Dataset entries below:

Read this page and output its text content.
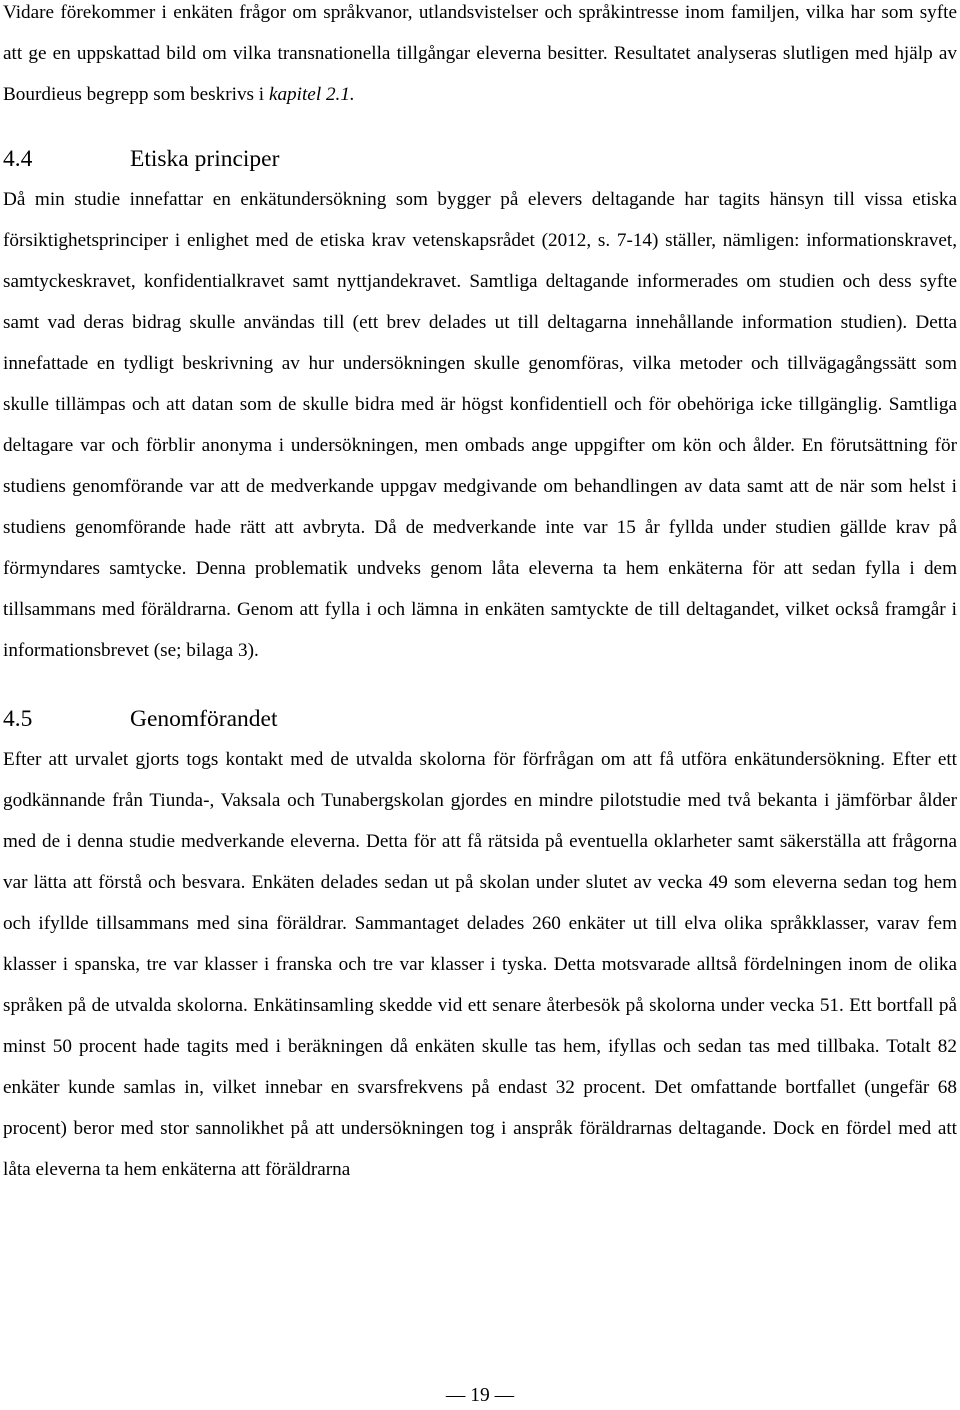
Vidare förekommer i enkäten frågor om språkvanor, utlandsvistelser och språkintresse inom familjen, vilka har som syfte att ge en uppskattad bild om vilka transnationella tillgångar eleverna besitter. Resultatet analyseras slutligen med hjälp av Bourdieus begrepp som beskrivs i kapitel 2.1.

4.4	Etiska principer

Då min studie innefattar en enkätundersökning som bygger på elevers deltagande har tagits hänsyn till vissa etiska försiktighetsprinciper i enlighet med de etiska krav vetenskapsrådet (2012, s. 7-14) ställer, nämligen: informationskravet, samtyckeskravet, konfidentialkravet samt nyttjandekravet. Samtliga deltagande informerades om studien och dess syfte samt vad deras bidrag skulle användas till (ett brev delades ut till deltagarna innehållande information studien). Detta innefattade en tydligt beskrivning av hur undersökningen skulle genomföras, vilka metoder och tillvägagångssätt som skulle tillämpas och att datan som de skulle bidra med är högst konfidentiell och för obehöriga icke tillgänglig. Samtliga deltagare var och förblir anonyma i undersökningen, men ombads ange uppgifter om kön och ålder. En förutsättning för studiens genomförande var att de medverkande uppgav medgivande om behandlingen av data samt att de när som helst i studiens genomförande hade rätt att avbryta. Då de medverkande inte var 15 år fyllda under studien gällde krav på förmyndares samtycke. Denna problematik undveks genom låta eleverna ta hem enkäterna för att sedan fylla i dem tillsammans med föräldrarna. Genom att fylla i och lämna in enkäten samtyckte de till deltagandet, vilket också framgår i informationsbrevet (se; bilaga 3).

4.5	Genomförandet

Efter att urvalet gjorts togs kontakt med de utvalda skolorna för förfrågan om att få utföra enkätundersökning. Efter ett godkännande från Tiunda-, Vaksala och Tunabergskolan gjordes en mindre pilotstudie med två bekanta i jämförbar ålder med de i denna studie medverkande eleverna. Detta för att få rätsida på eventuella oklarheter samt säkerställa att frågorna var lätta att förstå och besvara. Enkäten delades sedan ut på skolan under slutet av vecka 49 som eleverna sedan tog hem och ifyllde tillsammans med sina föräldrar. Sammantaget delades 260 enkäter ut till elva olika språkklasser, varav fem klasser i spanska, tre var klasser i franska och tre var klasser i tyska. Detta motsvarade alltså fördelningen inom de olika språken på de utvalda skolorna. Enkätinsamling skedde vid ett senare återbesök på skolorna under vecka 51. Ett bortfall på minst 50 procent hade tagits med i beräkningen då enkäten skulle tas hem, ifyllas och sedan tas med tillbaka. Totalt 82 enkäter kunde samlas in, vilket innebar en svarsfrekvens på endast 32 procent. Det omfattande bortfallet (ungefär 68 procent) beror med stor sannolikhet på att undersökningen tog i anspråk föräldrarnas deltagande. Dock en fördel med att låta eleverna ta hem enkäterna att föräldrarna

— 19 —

End of Dataset entries.
Dataset entries below:

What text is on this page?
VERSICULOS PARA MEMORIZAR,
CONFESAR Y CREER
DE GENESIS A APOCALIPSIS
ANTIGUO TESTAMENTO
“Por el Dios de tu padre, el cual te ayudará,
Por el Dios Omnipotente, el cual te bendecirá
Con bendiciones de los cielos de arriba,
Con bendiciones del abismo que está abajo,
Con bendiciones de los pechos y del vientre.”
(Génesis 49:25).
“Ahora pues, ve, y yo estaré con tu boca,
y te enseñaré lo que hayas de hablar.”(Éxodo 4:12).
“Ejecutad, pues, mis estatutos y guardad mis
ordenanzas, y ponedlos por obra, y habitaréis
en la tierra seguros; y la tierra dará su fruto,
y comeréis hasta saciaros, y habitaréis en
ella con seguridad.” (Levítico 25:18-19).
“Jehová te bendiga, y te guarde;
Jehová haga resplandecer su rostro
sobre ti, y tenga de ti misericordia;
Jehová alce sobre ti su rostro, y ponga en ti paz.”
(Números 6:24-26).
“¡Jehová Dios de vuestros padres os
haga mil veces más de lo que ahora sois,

End of Dataset entries.
Dataset entries below:

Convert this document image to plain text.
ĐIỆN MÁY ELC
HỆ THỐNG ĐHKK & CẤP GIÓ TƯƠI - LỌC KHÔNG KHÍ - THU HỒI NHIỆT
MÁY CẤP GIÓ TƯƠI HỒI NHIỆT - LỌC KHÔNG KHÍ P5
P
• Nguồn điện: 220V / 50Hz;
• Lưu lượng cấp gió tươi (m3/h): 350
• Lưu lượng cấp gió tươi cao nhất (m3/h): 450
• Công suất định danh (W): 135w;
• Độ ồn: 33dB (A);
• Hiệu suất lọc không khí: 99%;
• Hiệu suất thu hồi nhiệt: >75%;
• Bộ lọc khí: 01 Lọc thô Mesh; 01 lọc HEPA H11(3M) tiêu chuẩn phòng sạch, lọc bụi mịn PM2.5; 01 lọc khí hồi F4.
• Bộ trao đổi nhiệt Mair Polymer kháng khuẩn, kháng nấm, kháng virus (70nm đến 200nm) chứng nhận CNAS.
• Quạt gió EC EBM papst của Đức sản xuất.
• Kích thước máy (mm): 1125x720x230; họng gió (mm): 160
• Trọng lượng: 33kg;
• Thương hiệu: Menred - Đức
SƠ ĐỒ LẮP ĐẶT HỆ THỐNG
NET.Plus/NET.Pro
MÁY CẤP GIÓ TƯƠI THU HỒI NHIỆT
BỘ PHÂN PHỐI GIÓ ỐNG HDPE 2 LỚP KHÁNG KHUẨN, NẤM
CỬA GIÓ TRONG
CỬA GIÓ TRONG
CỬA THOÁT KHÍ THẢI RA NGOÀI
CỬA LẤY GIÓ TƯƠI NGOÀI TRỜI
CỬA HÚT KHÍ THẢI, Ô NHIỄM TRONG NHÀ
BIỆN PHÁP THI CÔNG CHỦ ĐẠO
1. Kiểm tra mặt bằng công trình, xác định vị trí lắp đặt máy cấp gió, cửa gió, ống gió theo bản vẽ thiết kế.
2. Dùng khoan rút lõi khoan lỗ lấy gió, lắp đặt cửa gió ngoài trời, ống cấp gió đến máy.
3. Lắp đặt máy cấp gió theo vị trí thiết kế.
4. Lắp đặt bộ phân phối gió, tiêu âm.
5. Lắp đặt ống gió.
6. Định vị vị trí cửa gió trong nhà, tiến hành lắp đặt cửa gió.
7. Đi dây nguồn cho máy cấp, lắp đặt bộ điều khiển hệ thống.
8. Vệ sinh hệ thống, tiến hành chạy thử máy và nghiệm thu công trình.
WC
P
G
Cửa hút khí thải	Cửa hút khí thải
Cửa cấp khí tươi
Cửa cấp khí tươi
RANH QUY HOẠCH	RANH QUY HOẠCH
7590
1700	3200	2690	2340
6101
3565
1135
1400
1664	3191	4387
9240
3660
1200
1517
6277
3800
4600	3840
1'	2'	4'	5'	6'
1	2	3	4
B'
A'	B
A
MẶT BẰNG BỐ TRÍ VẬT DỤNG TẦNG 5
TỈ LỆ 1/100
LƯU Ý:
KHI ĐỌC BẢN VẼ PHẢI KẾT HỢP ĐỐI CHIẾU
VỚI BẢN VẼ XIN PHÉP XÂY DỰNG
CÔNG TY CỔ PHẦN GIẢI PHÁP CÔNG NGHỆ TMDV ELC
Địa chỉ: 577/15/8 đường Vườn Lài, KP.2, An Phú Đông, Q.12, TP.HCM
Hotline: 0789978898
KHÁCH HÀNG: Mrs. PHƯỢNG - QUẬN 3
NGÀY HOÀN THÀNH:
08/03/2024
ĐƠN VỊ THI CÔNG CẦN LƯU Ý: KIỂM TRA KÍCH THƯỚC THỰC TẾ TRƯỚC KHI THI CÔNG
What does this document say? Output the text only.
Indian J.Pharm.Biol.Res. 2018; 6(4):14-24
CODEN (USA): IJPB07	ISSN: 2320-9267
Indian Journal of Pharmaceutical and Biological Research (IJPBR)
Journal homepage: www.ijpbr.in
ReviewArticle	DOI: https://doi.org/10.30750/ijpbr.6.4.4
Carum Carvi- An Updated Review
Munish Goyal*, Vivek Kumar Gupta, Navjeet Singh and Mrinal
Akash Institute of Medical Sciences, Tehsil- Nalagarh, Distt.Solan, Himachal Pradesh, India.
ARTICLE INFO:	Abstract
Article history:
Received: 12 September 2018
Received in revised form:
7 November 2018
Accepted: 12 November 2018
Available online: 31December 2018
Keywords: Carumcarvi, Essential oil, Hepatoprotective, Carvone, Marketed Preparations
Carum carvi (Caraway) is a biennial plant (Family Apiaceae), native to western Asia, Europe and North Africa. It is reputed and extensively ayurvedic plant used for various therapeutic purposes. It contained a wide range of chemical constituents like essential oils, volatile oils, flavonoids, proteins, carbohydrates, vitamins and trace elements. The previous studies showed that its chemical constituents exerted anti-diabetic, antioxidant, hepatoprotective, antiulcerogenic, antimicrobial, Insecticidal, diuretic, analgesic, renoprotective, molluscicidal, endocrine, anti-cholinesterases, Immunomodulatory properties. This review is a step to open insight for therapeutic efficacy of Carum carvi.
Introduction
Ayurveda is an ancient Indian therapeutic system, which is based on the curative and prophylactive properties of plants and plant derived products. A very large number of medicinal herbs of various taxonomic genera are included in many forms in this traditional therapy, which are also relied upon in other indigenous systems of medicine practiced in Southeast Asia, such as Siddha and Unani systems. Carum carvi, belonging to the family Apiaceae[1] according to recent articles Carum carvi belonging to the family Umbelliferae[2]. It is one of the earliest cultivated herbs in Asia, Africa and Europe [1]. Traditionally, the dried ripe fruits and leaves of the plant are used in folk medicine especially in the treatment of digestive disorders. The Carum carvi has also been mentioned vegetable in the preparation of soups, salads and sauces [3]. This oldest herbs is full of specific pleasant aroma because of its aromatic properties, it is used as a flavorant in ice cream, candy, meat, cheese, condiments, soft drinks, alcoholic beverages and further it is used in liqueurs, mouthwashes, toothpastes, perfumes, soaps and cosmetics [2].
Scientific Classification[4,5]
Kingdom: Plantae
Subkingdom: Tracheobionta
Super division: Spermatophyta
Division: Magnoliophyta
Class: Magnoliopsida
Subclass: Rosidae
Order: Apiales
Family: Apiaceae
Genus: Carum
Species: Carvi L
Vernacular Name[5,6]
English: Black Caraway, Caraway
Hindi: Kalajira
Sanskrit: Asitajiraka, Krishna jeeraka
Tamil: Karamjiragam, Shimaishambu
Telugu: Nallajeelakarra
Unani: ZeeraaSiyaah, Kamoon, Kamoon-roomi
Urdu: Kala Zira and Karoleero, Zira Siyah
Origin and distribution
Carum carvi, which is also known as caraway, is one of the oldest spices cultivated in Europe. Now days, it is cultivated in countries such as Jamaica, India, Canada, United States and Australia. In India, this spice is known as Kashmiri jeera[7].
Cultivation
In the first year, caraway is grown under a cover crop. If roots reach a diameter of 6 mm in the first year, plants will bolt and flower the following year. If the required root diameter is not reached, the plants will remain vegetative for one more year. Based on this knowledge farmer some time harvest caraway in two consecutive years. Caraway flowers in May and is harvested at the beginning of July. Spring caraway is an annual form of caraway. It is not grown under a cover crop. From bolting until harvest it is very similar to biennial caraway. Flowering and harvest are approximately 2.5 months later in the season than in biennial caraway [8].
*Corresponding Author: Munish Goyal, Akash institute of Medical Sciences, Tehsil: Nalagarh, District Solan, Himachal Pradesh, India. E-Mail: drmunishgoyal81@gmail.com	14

End of Dataset entries.

## Activity:
Copy the lines of the entries above that mention "text".

## Exercise solution:
Read this page and output its text content.
What text is on this page?
Convert this document image to plain text.
What does this document say? Output the text only.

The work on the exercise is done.